> _TASK DIRECTIONS_: Reproduce the stretch of the article on machine learning and MPs' language from "How Machine Learning" through "electoral campaign materials.", substituting "legislative speeches" for every occurrence of "parliamentary speeches".

> _SOURCE_:
+===+
How Machine Learning Uses Electoral Campaigns to Understand MPs' Language
The increasing number of publications employing text as the main source of data goes hand in hand with the development of new methods of analysis, using machine learning tools. In their last paper appeared on Political Analysis, Massimo Morelli (Bocconi Department of Economics), Moritz Osnabrügge (Durham University), and Elliott Ash (ETH Zurich), developed a way to analyze text coming from parliamentary speeches relying on already coded text from electoral campaign materials.
This new "cross-domain" method offers several advantages, such as the abatement of costs and the reliance on a body of text already coded by expert researchers. The authors also apply this new method to parliamentary speeches in New Zealand, finding that female MPs discuss welfare-related topics significantly more often than their male counterpart.
Most of the existing studies employing text analysis employ the so-called "within-domain" supervised learning. This method requires the software to be trained on a hand-coded subsample of text in order to expand the method used by an experienced researcher on larger bodies of text. Unfortunately, these methods have two main limitations: the subsample where the machine is trained needs to be of the same kind as the larger body (that's why it is called within-domain) and a human coder is still required to perform the initial annotations on the subsample. In particular, the cost of human coding can be pretty steep and may put additional weight on the investigator's budget constraints.
To obviate these limitations many scholars have employed so-called unsupervised topic models where an algorithm provides an interpretable probability distribution regarding which topic a body of text is expected to be about. This method does not require hand-made text coding. However, the authors argue that even if it can deliver interesting results, it also has a few limitations. In particular, the results of these models are not easy to interpret, do not work on multilingual corpora and can be more sensitive to unobserved perturbations in the data.
In an attempt to obviate the problems connected to both traditional coding and unsupervised topic models, the authors have implemented a method of supervised learning which gets trained on the Manifesto Project (a repository of coded and analyzed text coming from electoral policy statements and speeches of several different countries) and applied to a different domain, which is parliamentary speeches. This provides a large body of multilingual text which is already coded by experienced researchers on several political aspects such as economic planning, environment and many others. This way, Morelli and co-authors can overcome the need for new hand-made coding in the study of parliamentary speeches. Clearly, as of today, the method can be applied only on corpora which are linguistically adjacent to the original coded text. Nonetheless, it delivers promising results when compared to traditionally analyzed text.
Finally, the authors illustrate two cross-domain applications of this method. First, they find that after the 1993 electoral reform in New Zealand, parliamentary speeches showed increasing attention on issues connected to political authority such as political stability and party competence. This is likely connected with the fact that the transition toward a proportional electoral system has incentivized the creation of new parties and the formation of alliances, and has changed the overall experience of political stability in the country. Then, they also study how the gender of parliamentarians is related to debate participation on certain topics. In particular, they find that women speak significantly more about welfare whereas men are more concerned about external relations and foreign policy.
Moritz Osnabrügge, Elliott Ash, Massimo Morelli, "Cross-Domain Topic Classification for Political Texts." Political Analysis, Early View, DOI: https://doi.org/10.1017/pan.2021.37.
+===+
> _RECORDS SHOWN_:
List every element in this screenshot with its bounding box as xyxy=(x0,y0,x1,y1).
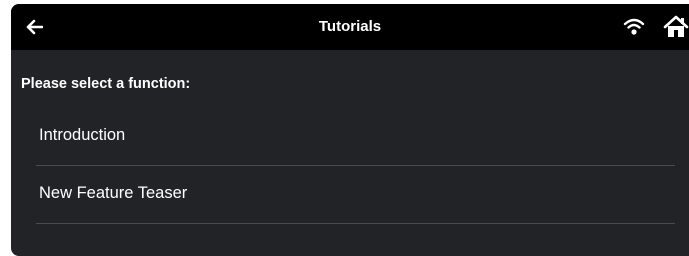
page-title: Tutorials xyxy=(318,18,382,35)
home-button[interactable] xyxy=(663,15,689,39)
wifi-icon xyxy=(623,17,645,37)
function-list: Introduction New Feature Teaser xyxy=(36,108,675,224)
top-bar: Tutorials xyxy=(11,4,689,50)
list-item-new-feature-teaser[interactable]: New Feature Teaser xyxy=(36,166,675,224)
list-item-label: Introduction xyxy=(39,126,126,144)
app-screen: Tutorials Please select a function: Intr… xyxy=(11,4,689,256)
home-icon xyxy=(663,15,689,37)
list-item-label: New Feature Teaser xyxy=(39,184,188,202)
select-function-prompt: Please select a function: xyxy=(21,76,191,92)
list-item-introduction[interactable]: Introduction xyxy=(36,108,675,166)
+===+
> _RESULT OF THIS TASK_:
How Machine Learning Uses Electoral Campaigns to Understand MPs' Language
The increasing number of publications employing text as the main source of data goes hand in hand with the development of new methods of analysis, using machine learning tools. In their last paper appeared on Political Analysis, Massimo Morelli (Bocconi Department of Economics), Moritz Osnabrügge (Durham University), and Elliott Ash (ETH Zurich), developed a way to analyze text coming from legislative speeches relying on already coded text from electoral campaign materials.